- _Saved entries_
☆ ☆ ☆

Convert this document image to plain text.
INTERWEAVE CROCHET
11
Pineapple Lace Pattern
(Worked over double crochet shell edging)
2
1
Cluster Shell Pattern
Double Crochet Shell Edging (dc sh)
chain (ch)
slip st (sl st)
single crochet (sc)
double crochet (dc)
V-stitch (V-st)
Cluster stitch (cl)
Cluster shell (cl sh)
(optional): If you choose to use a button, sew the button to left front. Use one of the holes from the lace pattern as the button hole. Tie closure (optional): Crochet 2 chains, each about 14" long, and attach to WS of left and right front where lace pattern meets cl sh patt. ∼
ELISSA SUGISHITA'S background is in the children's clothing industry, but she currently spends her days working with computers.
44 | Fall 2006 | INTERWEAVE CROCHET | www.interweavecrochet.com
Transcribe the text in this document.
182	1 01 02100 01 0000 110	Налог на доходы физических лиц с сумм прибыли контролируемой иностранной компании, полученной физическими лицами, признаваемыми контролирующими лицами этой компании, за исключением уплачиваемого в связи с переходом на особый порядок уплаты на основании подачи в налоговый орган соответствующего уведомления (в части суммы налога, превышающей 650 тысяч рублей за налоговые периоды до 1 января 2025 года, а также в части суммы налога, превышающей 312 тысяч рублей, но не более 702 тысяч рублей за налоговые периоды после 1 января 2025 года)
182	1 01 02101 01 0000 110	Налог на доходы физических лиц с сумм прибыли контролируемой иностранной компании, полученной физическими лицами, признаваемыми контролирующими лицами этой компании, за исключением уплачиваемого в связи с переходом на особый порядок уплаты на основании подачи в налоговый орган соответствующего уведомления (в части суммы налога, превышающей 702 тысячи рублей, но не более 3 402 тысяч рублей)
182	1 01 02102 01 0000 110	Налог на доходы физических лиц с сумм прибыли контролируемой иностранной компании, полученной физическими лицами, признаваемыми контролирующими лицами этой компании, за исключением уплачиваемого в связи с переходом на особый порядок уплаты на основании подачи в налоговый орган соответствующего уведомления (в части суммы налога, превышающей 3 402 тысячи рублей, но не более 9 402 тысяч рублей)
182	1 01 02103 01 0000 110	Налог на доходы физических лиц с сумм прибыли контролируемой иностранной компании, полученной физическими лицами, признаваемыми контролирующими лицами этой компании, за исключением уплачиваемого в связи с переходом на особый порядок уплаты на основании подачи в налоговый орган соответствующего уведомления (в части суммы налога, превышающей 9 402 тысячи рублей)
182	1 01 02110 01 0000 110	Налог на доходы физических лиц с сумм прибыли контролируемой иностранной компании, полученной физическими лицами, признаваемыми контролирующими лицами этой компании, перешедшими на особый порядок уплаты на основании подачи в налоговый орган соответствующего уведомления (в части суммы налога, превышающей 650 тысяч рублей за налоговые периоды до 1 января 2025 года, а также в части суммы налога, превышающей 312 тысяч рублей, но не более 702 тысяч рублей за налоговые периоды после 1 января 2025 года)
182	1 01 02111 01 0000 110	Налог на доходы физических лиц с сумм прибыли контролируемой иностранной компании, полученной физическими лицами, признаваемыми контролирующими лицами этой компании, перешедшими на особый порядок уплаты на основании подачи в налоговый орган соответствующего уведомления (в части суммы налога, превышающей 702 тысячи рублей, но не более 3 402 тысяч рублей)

☆ ☆ ☆

- _To do_
Each line of the listing should be copied exactly.

- _Solution for this problem_
Convert this document image to plain text.
INTERWEAVE CROCHET
11
Pineapple Lace Pattern
(Worked over double crochet shell edging)
2
1
Cluster Shell Pattern
Double Crochet Shell Edging (dc sh)
chain (ch)
slip st (sl st)
single crochet (sc)
double crochet (dc)
V-stitch (V-st)
Cluster stitch (cl)
Cluster shell (cl sh)
(optional): If you choose to use a button, sew the button to left front. Use one of the holes from the lace pattern as the button hole. Tie closure (optional): Crochet 2 chains, each about 14" long, and attach to WS of left and right front where lace pattern meets cl sh patt. ∼
ELISSA SUGISHITA'S background is in the children's clothing industry, but she currently spends her days working with computers.
44 | Fall 2006 | INTERWEAVE CROCHET | www.interweavecrochet.com
Transcribe the text in this document.
182	1 01 02100 01 0000 110	Налог на доходы физических лиц с сумм прибыли контролируемой иностранной компании, полученной физическими лицами, признаваемыми контролирующими лицами этой компании, за исключением уплачиваемого в связи с переходом на особый порядок уплаты на основании подачи в налоговый орган соответствующего уведомления (в части суммы налога, превышающей 650 тысяч рублей за налоговые периоды до 1 января 2025 года, а также в части суммы налога, превышающей 312 тысяч рублей, но не более 702 тысяч рублей за налоговые периоды после 1 января 2025 года)
182	1 01 02101 01 0000 110	Налог на доходы физических лиц с сумм прибыли контролируемой иностранной компании, полученной физическими лицами, признаваемыми контролирующими лицами этой компании, за исключением уплачиваемого в связи с переходом на особый порядок уплаты на основании подачи в налоговый орган соответствующего уведомления (в части суммы налога, превышающей 702 тысячи рублей, но не более 3 402 тысяч рублей)
182	1 01 02102 01 0000 110	Налог на доходы физических лиц с сумм прибыли контролируемой иностранной компании, полученной физическими лицами, признаваемыми контролирующими лицами этой компании, за исключением уплачиваемого в связи с переходом на особый порядок уплаты на основании подачи в налоговый орган соответствующего уведомления (в части суммы налога, превышающей 3 402 тысячи рублей, но не более 9 402 тысяч рублей)
182	1 01 02103 01 0000 110	Налог на доходы физических лиц с сумм прибыли контролируемой иностранной компании, полученной физическими лицами, признаваемыми контролирующими лицами этой компании, за исключением уплачиваемого в связи с переходом на особый порядок уплаты на основании подачи в налоговый орган соответствующего уведомления (в части суммы налога, превышающей 9 402 тысячи рублей)
182	1 01 02110 01 0000 110	Налог на доходы физических лиц с сумм прибыли контролируемой иностранной компании, полученной физическими лицами, признаваемыми контролирующими лицами этой компании, перешедшими на особый порядок уплаты на основании подачи в налоговый орган соответствующего уведомления (в части суммы налога, превышающей 650 тысяч рублей за налоговые периоды до 1 января 2025 года, а также в части суммы налога, превышающей 312 тысяч рублей, но не более 702 тысяч рублей за налоговые периоды после 1 января 2025 года)
182	1 01 02111 01 0000 110	Налог на доходы физических лиц с сумм прибыли контролируемой иностранной компании, полученной физическими лицами, признаваемыми контролирующими лицами этой компании, перешедшими на особый порядок уплаты на основании подачи в налоговый орган соответствующего уведомления (в части суммы налога, превышающей 702 тысячи рублей, но не более 3 402 тысяч рублей)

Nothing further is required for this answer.